## STATED TASK:
List every line of the records below that contains the string "Cijfertekst".

## DATA RECORDS:
* * * * * * * * *

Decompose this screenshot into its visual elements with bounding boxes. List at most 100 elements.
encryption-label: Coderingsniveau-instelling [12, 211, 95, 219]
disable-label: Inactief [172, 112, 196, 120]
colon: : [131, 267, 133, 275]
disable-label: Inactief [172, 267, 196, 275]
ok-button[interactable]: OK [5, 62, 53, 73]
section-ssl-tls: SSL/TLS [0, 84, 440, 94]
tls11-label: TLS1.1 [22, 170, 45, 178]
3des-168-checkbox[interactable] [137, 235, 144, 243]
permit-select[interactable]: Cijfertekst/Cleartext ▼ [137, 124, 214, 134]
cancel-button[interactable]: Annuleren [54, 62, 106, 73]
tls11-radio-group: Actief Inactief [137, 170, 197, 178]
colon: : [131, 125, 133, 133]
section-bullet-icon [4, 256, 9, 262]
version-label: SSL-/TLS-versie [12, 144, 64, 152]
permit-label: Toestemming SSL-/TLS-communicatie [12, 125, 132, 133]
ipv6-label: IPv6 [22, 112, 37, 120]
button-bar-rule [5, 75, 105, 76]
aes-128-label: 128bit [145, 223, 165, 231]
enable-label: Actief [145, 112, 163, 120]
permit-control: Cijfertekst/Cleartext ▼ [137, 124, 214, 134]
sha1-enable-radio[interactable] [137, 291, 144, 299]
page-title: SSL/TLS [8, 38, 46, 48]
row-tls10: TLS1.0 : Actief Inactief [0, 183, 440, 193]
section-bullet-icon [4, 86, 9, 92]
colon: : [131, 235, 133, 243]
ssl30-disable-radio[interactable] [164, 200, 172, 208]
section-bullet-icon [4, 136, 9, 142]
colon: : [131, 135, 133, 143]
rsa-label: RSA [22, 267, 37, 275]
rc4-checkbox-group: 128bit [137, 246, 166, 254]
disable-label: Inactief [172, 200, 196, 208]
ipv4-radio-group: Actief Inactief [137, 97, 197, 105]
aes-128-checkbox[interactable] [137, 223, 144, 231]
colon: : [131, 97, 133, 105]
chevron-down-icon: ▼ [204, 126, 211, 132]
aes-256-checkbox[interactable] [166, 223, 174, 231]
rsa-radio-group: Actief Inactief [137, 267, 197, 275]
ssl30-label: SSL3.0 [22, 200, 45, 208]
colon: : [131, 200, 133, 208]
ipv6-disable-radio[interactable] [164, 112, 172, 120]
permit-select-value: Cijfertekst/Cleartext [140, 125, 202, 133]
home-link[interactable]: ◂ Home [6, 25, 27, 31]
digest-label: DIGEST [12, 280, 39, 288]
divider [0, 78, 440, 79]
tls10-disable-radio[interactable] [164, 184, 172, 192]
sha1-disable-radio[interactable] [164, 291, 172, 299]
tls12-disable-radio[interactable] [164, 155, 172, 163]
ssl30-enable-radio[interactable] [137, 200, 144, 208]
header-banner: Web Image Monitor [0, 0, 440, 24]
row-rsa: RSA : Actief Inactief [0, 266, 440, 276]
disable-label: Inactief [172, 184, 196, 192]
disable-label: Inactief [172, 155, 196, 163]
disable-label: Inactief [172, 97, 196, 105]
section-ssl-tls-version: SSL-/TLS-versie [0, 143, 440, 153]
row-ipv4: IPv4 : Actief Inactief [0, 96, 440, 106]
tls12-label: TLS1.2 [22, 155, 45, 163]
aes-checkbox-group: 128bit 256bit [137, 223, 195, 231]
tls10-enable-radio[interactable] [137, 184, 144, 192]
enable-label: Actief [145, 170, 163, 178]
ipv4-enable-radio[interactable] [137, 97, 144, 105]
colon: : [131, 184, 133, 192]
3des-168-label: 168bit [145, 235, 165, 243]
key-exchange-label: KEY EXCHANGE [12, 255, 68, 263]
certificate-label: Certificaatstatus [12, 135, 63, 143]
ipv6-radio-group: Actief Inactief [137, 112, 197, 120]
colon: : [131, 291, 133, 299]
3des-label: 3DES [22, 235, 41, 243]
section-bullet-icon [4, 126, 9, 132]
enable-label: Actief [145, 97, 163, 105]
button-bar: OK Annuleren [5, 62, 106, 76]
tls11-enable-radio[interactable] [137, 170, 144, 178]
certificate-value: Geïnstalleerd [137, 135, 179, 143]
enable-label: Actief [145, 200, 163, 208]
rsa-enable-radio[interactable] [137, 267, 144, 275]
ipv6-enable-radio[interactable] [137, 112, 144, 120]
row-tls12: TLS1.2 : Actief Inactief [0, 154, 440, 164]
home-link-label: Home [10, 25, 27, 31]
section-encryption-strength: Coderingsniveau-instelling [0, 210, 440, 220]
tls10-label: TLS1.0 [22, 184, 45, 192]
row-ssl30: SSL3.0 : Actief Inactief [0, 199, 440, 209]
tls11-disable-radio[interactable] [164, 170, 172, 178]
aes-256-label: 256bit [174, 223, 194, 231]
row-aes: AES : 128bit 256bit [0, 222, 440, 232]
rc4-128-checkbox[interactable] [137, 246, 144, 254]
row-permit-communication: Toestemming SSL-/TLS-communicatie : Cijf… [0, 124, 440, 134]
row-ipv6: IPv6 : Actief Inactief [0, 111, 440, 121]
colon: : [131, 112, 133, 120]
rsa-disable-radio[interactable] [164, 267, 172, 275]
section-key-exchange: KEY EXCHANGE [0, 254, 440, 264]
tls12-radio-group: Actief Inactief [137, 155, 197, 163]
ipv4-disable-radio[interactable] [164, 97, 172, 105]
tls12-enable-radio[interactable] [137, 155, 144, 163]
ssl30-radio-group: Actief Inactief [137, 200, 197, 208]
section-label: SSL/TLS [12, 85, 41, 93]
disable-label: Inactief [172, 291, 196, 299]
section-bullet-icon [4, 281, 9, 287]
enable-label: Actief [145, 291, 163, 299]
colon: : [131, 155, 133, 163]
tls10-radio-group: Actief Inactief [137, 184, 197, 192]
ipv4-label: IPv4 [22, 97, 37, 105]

* * * * * * * * *

## ANSWER TO THIS PROBLEM:
permit-select[interactable]: Cijfertekst/Cleartext ▼ [137, 124, 214, 134]
permit-control: Cijfertekst/Cleartext ▼ [137, 124, 214, 134]
permit-select-value: Cijfertekst/Cleartext [140, 125, 202, 133]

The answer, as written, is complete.